What you are asked to do: Print every entry, word for word, and skip the images.

Listing:
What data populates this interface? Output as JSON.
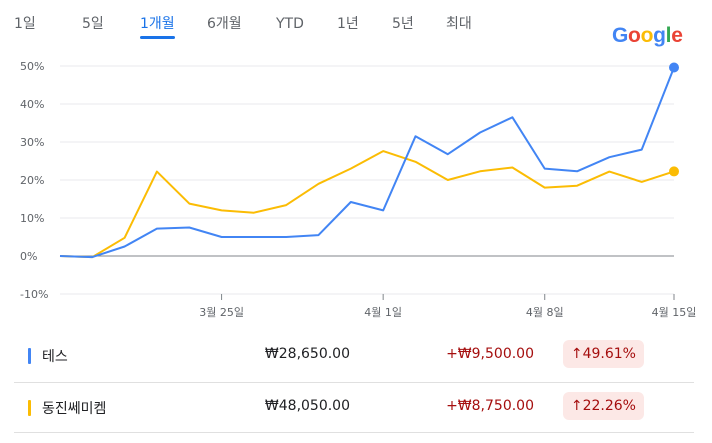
{
  "tabs": [
    {
      "label": "1일",
      "active": false
    },
    {
      "label": "5일",
      "active": false
    },
    {
      "label": "1개월",
      "active": true
    },
    {
      "label": "6개월",
      "active": false
    },
    {
      "label": "YTD",
      "active": false
    },
    {
      "label": "1년",
      "active": false
    },
    {
      "label": "5년",
      "active": false
    },
    {
      "label": "최대",
      "active": false
    }
  ],
  "logo": {
    "text": "Google",
    "letters": [
      "G",
      "o",
      "o",
      "g",
      "l",
      "e"
    ],
    "colors": [
      "#4285f4",
      "#ea4335",
      "#fbbc05",
      "#4285f4",
      "#34a853",
      "#ea4335"
    ]
  },
  "chart_data": {
    "type": "line",
    "title": "",
    "xlabel": "",
    "ylabel": "",
    "x_ticks": [
      {
        "label": "3월 25일",
        "index": 5
      },
      {
        "label": "4월 1일",
        "index": 10
      },
      {
        "label": "4월 8일",
        "index": 15
      },
      {
        "label": "4월 15일",
        "index": 19
      }
    ],
    "y_ticks": [
      -10,
      0,
      10,
      20,
      30,
      40,
      50
    ],
    "y_tick_labels": [
      "-10%",
      "0%",
      "10%",
      "20%",
      "30%",
      "40%",
      "50%"
    ],
    "ylim": [
      -10,
      50
    ],
    "series": [
      {
        "label": "테스",
        "color": "#4285f4",
        "values": [
          0,
          -0.3,
          2.5,
          7.2,
          7.5,
          5,
          5,
          5,
          5.5,
          14.2,
          12,
          31.5,
          26.8,
          32.5,
          36.5,
          23,
          22.3,
          26,
          28,
          49.61
        ]
      },
      {
        "label": "동진쎄미켐",
        "color": "#fbbc04",
        "values": [
          0,
          -0.3,
          4.8,
          22.2,
          13.8,
          12,
          11.4,
          13.4,
          19,
          23,
          27.6,
          24.8,
          20,
          22.3,
          23.3,
          18,
          18.5,
          22.2,
          19.5,
          22.26
        ]
      }
    ],
    "grid": true,
    "legend": "table-below"
  },
  "rows": [
    {
      "name": "테스",
      "color": "#4285f4",
      "price": "₩28,650.00",
      "change": "+₩9,500.00",
      "pct": "↑49.61%"
    },
    {
      "name": "동진쎄미켐",
      "color": "#fbbc04",
      "price": "₩48,050.00",
      "change": "+₩8,750.00",
      "pct": "↑22.26%"
    }
  ]
}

In response:
What data populates this interface? Output as JSON.
{
  "tabs": [
    {
      "label": "1일",
      "active": false
    },
    {
      "label": "5일",
      "active": false
    },
    {
      "label": "1개월",
      "active": true
    },
    {
      "label": "6개월",
      "active": false
    },
    {
      "label": "YTD",
      "active": false
    },
    {
      "label": "1년",
      "active": false
    },
    {
      "label": "5년",
      "active": false
    },
    {
      "label": "최대",
      "active": false
    }
  ],
  "logo": {
    "text": "Google",
    "letters": [
      "G",
      "o",
      "o",
      "g",
      "l",
      "e"
    ],
    "colors": [
      "#4285f4",
      "#ea4335",
      "#fbbc05",
      "#4285f4",
      "#34a853",
      "#ea4335"
    ]
  },
  "chart_data": {
    "type": "line",
    "title": "",
    "xlabel": "",
    "ylabel": "",
    "x_ticks": [
      {
        "label": "3월 25일",
        "index": 5
      },
      {
        "label": "4월 1일",
        "index": 10
      },
      {
        "label": "4월 8일",
        "index": 15
      },
      {
        "label": "4월 15일",
        "index": 19
      }
    ],
    "y_ticks": [
      -10,
      0,
      10,
      20,
      30,
      40,
      50
    ],
    "y_tick_labels": [
      "-10%",
      "0%",
      "10%",
      "20%",
      "30%",
      "40%",
      "50%"
    ],
    "ylim": [
      -10,
      50
    ],
    "series": [
      {
        "label": "테스",
        "color": "#4285f4",
        "values": [
          0,
          -0.3,
          2.5,
          7.2,
          7.5,
          5,
          5,
          5,
          5.5,
          14.2,
          12,
          31.5,
          26.8,
          32.5,
          36.5,
          23,
          22.3,
          26,
          28,
          49.61
        ]
      },
      {
        "label": "동진쎄미켐",
        "color": "#fbbc04",
        "values": [
          0,
          -0.3,
          4.8,
          22.2,
          13.8,
          12,
          11.4,
          13.4,
          19,
          23,
          27.6,
          24.8,
          20,
          22.3,
          23.3,
          18,
          18.5,
          22.2,
          19.5,
          22.26
        ]
      }
    ],
    "grid": true,
    "legend": "table-below"
  },
  "rows": [
    {
      "name": "테스",
      "color": "#4285f4",
      "price": "₩28,650.00",
      "change": "+₩9,500.00",
      "pct": "↑49.61%"
    },
    {
      "name": "동진쎄미켐",
      "color": "#fbbc04",
      "price": "₩48,050.00",
      "change": "+₩8,750.00",
      "pct": "↑22.26%"
    }
  ]
}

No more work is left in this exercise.